> _Problems to work on_:
**A)** In the passage on MDCT imaging of bypass grafts, how soon after CABG can intimal hyperplasia be measured as wall thickening, according to Lau et al?
**B)** Continue the passage on MDCT imaging of bypass grafts from its final sentence.

> _Provided passage_:
◆ ◆ ◆

Indeed, MDCT angiography is a highly accurate tool to detect stenosis in bypass grafts with sensitivity, specificity, negative and positive predictive values of 97%, 97%, 93% and 99%, respectively.18 More specifically, 64-slice MDCT has been used to assess graft wall thickness and patency rates as early as 1 month and 12 months after CABG procedures.19 MDCT has demonstrated its sensitivity to measure wall thickness and lumen diameter. Lau and colleagues17 demonstrated MDCT measure of a non-occluded SVG mean loss of SVG lumen diameter of 9% (3.69–3.36 mm) between postoperative months 1 and 12. Therefore, the 64-slice or better MDCT angiography was selected for this study based on its general ability to assess vessel plaque volume and percentage diameter stenosis with excellent sensitivity and specificity,20 including the assessment of SVG wall thickness.
According to Lau et al, intimal hyperplasia as assessed by wall thickening occurs and can be measured within 4–6 weeks post-CABG. This timing is consistent with mechanisms elucidated in animal models of intimal hyperplasia. Furthermore, clinical wall thickening can stabilise or regress sometime between 1 month and 12 months post-CABG.17 Interestingly, clinical data on SVGs used for peripheral bypass surgery indicate that wall thickening stabilises at 3 months and begins to regress at 6 months postgrafting.21 While indeed wall thickness measurements have been established as meaningful measurements for assessing the risk for development of cardiac events and mortality, the amount of wall thickness or magnitude of change in wall thickness that translates into a clinically meaningful prognostic value remains unclear. In part, this is due to differences in measurement procedures, limited studies assessing early (<6 months post-CABG) wall changes, and the error in measurement within a specific imaging methodologies such as MDCT, optical coherence tomography (OCT), Intravascular Ultrasound (IVUS) or others.

◆ ◆ ◆

> _Dataset entries_:

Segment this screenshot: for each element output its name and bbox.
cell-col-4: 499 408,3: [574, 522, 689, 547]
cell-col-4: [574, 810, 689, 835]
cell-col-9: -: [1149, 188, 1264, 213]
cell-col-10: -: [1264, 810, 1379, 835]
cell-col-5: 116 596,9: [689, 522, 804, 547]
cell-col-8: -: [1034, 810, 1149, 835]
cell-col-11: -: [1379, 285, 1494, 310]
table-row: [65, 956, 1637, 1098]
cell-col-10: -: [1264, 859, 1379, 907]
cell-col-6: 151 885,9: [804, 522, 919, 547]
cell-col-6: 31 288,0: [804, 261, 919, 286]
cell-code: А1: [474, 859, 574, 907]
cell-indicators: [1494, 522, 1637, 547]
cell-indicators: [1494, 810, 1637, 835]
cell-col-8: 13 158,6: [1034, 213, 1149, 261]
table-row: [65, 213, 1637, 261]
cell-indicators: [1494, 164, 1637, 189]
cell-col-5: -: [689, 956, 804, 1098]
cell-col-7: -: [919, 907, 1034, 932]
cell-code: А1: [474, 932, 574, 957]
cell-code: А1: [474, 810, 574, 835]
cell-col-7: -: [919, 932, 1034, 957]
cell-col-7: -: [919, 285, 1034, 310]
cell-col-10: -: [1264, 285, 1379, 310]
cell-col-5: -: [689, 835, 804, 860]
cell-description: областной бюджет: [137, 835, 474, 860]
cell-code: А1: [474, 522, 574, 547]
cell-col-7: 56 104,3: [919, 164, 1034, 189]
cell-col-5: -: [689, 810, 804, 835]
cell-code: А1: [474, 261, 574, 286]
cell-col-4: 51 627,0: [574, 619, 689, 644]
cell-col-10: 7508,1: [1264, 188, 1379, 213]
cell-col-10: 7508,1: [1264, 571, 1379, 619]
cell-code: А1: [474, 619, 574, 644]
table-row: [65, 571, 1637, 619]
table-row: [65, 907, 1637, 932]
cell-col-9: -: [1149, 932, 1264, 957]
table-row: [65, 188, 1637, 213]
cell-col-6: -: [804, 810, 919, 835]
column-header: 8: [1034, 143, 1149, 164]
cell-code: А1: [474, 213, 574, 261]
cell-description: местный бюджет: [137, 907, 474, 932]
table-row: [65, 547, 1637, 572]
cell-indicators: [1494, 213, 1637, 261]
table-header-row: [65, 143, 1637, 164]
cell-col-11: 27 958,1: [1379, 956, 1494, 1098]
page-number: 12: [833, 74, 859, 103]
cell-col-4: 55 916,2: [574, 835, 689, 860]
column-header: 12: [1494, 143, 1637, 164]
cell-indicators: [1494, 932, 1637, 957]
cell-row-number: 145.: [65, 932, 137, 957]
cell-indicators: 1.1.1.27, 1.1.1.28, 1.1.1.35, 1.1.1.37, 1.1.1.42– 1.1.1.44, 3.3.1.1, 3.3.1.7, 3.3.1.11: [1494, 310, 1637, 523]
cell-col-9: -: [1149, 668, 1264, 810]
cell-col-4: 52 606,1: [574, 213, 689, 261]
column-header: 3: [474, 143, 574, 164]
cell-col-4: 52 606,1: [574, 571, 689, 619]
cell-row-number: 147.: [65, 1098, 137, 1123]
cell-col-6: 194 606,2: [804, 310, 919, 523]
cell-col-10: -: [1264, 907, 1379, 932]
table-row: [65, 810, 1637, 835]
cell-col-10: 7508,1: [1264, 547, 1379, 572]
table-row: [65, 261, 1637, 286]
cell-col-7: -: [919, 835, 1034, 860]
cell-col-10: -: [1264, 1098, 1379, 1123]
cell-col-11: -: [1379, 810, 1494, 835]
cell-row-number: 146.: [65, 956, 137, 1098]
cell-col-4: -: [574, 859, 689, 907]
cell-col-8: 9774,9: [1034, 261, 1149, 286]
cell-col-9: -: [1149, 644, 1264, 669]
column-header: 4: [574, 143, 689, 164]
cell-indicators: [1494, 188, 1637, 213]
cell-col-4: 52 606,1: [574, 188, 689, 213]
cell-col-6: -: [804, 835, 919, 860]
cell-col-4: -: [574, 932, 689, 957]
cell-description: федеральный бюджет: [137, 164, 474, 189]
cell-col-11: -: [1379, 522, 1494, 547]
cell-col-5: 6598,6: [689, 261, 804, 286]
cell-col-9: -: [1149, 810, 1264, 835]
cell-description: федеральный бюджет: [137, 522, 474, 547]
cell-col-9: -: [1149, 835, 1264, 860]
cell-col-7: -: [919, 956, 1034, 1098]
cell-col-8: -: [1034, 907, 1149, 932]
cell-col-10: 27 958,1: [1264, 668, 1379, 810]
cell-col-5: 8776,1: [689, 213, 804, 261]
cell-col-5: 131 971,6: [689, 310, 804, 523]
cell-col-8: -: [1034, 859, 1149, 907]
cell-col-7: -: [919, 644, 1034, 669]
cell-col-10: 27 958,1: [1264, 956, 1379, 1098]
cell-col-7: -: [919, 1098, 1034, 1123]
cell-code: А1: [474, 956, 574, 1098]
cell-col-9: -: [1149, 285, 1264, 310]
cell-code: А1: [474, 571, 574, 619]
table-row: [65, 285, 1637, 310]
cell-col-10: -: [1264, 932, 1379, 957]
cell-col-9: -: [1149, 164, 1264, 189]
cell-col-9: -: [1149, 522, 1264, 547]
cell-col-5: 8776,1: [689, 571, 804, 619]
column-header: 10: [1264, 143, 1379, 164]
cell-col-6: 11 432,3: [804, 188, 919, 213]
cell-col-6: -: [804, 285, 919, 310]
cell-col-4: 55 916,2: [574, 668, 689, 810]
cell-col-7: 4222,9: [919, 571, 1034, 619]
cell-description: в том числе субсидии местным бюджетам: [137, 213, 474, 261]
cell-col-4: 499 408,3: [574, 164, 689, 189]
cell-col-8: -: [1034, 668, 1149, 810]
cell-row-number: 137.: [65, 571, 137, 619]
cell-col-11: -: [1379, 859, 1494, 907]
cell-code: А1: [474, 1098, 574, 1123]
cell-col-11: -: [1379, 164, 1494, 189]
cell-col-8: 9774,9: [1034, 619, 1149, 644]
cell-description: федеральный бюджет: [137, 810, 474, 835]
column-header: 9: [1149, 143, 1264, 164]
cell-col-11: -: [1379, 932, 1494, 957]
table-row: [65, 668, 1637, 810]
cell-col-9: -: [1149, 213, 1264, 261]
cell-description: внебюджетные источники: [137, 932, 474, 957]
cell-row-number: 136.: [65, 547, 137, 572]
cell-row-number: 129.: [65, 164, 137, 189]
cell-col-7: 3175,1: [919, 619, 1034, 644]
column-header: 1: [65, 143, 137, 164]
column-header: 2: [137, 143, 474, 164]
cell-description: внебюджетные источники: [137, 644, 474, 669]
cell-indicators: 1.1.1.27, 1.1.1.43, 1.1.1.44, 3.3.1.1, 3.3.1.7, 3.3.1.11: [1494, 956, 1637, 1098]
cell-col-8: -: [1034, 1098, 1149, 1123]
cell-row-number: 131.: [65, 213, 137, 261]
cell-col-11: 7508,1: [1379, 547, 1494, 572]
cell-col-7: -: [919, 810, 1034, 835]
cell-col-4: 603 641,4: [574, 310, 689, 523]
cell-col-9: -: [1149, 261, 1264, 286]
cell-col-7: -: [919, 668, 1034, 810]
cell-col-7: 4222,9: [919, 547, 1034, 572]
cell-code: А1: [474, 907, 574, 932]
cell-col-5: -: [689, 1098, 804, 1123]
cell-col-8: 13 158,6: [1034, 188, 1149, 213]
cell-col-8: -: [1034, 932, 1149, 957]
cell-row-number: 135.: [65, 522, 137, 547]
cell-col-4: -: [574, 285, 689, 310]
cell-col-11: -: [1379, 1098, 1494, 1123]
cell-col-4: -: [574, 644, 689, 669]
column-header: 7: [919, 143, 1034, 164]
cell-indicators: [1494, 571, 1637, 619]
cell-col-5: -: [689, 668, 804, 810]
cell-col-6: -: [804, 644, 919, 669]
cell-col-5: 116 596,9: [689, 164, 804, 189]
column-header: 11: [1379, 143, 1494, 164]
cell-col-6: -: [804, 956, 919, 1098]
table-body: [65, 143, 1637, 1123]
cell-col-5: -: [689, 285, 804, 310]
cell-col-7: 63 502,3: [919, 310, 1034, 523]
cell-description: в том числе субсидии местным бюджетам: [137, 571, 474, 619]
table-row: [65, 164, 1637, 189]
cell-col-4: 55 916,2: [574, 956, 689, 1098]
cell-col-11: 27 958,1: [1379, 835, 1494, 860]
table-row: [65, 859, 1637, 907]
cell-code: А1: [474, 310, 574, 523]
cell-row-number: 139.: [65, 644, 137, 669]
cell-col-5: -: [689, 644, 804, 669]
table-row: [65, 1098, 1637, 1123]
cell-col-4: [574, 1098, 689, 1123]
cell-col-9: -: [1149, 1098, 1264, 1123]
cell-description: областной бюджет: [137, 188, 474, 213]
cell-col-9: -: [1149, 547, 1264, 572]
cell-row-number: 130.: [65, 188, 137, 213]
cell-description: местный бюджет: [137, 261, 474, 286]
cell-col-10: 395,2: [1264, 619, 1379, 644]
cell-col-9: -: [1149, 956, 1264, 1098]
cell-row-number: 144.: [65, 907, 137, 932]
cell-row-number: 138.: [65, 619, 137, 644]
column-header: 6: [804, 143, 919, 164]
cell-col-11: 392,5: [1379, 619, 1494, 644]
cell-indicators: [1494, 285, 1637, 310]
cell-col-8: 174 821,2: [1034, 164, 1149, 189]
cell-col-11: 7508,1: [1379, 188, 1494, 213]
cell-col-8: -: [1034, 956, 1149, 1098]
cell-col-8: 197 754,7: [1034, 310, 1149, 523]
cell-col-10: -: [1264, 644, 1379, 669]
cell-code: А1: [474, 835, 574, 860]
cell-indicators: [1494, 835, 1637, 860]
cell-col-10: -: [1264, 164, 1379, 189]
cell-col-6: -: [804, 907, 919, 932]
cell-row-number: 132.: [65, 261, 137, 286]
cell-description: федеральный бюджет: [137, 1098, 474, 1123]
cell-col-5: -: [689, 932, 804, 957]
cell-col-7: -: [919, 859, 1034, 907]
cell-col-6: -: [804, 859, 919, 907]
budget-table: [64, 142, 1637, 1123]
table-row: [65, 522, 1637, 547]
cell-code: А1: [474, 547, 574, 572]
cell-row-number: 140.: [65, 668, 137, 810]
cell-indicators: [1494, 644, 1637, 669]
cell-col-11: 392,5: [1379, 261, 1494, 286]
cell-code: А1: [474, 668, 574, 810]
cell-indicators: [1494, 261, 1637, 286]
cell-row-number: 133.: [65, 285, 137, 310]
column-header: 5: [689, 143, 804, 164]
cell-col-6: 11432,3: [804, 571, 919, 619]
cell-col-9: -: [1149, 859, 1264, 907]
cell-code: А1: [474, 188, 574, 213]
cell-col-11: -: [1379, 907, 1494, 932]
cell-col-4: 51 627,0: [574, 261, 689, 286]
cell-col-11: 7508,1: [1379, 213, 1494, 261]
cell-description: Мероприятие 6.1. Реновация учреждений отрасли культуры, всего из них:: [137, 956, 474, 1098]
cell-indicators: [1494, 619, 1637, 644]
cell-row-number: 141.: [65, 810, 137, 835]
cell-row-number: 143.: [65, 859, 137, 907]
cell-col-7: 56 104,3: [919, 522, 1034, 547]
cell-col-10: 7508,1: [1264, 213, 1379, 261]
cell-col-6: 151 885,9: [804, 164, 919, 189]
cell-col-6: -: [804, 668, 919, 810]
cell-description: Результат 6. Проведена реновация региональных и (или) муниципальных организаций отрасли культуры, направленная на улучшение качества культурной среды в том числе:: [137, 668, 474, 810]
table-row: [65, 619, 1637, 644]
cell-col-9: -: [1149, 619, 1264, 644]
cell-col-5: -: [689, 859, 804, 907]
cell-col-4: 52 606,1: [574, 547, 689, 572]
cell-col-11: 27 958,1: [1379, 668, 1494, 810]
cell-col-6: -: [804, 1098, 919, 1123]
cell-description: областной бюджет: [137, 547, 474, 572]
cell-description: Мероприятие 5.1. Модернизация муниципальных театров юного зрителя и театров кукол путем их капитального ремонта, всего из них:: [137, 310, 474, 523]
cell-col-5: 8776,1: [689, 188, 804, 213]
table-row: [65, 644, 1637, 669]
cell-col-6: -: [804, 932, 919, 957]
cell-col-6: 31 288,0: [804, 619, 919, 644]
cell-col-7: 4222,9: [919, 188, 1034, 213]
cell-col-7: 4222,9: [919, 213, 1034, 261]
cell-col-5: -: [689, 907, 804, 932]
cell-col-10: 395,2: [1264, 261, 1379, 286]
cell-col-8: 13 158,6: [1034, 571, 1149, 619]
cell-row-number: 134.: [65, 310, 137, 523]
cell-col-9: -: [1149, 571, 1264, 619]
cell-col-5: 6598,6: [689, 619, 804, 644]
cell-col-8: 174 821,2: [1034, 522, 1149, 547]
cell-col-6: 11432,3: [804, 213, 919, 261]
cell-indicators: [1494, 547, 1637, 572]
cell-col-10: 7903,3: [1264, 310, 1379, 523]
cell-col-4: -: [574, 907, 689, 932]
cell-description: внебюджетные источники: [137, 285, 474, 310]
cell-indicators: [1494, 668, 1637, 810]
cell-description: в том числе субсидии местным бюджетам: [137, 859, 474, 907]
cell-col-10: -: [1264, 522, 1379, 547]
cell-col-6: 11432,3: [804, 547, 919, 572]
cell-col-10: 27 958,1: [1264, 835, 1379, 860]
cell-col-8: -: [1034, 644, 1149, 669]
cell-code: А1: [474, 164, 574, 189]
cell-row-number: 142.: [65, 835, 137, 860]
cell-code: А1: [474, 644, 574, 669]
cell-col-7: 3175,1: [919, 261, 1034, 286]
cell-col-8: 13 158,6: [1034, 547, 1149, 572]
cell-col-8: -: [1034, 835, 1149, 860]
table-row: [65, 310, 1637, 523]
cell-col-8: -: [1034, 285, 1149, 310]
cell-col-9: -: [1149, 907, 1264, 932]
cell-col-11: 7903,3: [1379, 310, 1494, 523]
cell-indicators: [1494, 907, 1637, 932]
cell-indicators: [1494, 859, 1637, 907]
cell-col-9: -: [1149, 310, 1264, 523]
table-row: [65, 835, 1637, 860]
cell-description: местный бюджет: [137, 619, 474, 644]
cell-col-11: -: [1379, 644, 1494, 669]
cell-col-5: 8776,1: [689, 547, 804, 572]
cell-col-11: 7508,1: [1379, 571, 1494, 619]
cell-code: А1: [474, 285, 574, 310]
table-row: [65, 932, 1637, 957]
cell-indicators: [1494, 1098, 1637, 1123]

◆ ◆ ◆

> _Answers by item number_:
**A)** Within 4–6 weeks post-CABG.

**B)**
Finally, the sophisticated within-patient design used in this trial (with each patient having two graft segments with one immersed in DuraGraft and the other in heparin dosed saline) will facilitate a paired analysis of SVGs within each patient. Importantly, this will allow for a better control of other factors contributing to VGD and VGF within a patient and thus will substantially reduce a potential outcome bias due to patient-specific or conduit-specific variabilities.
Ethics and dissemination
All patients provided written informed consent before enrolment into the trial. Results will be submitted for publication in a peer-reviewed journal.
Contributors The International Committee of Medical Journal Editors (ICMJE) criteria for authorship have been met. TG, VS, FC and LPP designed the study. PV, PSO, NN, HJ, FC, DV and CB were responsible for collecting and processing data. WBA, TG, GC, MYE and LPP drafted the manuscript. All authors read, revised critically and approved the final manuscript.
Funding This trial is funded from Somahlution Inc, Jupiter, Florida, USA.
Competing interests MYE and LPP are consultants, TG is the CMO and VS is an employee of Somahlution Inc, Jupiter, Florida, USA.
Patient consent Obtained.
Ethics approval The regional ethics committee has approved the trial at each clinical site.
Provenance and peer review Not commissioned; externally peer reviewed.
Data sharing statement No additional data are available.